[start]
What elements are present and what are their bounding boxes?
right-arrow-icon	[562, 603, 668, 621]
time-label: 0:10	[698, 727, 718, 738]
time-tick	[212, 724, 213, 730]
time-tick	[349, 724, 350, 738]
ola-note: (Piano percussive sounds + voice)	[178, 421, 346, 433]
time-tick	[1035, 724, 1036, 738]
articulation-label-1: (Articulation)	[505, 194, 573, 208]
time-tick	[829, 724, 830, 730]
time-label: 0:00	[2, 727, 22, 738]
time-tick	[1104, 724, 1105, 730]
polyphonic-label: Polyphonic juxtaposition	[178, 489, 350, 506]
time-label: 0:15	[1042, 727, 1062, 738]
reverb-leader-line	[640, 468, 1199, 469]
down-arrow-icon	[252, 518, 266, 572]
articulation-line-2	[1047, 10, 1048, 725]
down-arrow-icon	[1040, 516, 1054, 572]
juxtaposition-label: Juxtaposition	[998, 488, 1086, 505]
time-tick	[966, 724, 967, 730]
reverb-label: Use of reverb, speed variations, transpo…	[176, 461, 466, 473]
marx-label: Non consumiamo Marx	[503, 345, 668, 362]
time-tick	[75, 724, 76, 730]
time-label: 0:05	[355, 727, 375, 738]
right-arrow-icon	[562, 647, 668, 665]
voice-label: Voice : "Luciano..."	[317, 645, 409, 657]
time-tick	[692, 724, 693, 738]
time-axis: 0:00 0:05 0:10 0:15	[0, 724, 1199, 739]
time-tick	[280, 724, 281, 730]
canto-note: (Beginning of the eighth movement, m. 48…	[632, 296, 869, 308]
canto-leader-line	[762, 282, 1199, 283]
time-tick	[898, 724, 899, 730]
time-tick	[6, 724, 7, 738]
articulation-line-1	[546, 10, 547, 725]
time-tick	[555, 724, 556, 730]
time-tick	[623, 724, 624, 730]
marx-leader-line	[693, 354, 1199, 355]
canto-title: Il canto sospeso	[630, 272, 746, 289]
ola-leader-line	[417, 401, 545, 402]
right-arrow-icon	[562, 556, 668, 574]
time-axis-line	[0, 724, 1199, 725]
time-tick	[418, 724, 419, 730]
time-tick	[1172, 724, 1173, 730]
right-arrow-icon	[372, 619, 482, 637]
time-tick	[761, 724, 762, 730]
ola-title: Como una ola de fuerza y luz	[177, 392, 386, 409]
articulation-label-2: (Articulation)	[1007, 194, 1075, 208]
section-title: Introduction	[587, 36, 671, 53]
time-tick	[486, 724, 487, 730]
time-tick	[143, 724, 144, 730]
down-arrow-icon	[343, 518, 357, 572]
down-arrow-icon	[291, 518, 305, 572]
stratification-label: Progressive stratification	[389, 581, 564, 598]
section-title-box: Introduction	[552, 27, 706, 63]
[end]
### SHORT TASK
Please list these lines again, swapping every "time-tick" for "tick-mark" and leaving everything else unchanged.

### WRITTEN RESPONSE
What elements are present and what are their bounding boxes?
right-arrow-icon	[562, 603, 668, 621]
time-label: 0:10	[698, 727, 718, 738]
tick-mark	[212, 724, 213, 730]
tick-mark	[349, 724, 350, 738]
ola-note: (Piano percussive sounds + voice)	[178, 421, 346, 433]
tick-mark	[1035, 724, 1036, 738]
articulation-label-1: (Articulation)	[505, 194, 573, 208]
tick-mark	[829, 724, 830, 730]
time-label: 0:00	[2, 727, 22, 738]
tick-mark	[1104, 724, 1105, 730]
polyphonic-label: Polyphonic juxtaposition	[178, 489, 350, 506]
time-label: 0:15	[1042, 727, 1062, 738]
reverb-leader-line	[640, 468, 1199, 469]
down-arrow-icon	[252, 518, 266, 572]
articulation-line-2	[1047, 10, 1048, 725]
down-arrow-icon	[1040, 516, 1054, 572]
juxtaposition-label: Juxtaposition	[998, 488, 1086, 505]
tick-mark	[966, 724, 967, 730]
reverb-label: Use of reverb, speed variations, transpo…	[176, 461, 466, 473]
marx-label: Non consumiamo Marx	[503, 345, 668, 362]
tick-mark	[75, 724, 76, 730]
time-label: 0:05	[355, 727, 375, 738]
right-arrow-icon	[562, 647, 668, 665]
voice-label: Voice : "Luciano..."	[317, 645, 409, 657]
tick-mark	[692, 724, 693, 738]
time-axis: 0:00 0:05 0:10 0:15	[0, 724, 1199, 739]
tick-mark	[280, 724, 281, 730]
canto-note: (Beginning of the eighth movement, m. 48…	[632, 296, 869, 308]
canto-leader-line	[762, 282, 1199, 283]
tick-mark	[898, 724, 899, 730]
tick-mark	[6, 724, 7, 738]
articulation-line-1	[546, 10, 547, 725]
tick-mark	[555, 724, 556, 730]
tick-mark	[623, 724, 624, 730]
marx-leader-line	[693, 354, 1199, 355]
canto-title: Il canto sospeso	[630, 272, 746, 289]
ola-leader-line	[417, 401, 545, 402]
right-arrow-icon	[562, 556, 668, 574]
time-axis-line	[0, 724, 1199, 725]
tick-mark	[418, 724, 419, 730]
tick-mark	[1172, 724, 1173, 730]
right-arrow-icon	[372, 619, 482, 637]
tick-mark	[761, 724, 762, 730]
ola-title: Como una ola de fuerza y luz	[177, 392, 386, 409]
articulation-label-2: (Articulation)	[1007, 194, 1075, 208]
section-title: Introduction	[587, 36, 671, 53]
tick-mark	[486, 724, 487, 730]
tick-mark	[143, 724, 144, 730]
down-arrow-icon	[343, 518, 357, 572]
down-arrow-icon	[291, 518, 305, 572]
stratification-label: Progressive stratification	[389, 581, 564, 598]
section-title-box: Introduction	[552, 27, 706, 63]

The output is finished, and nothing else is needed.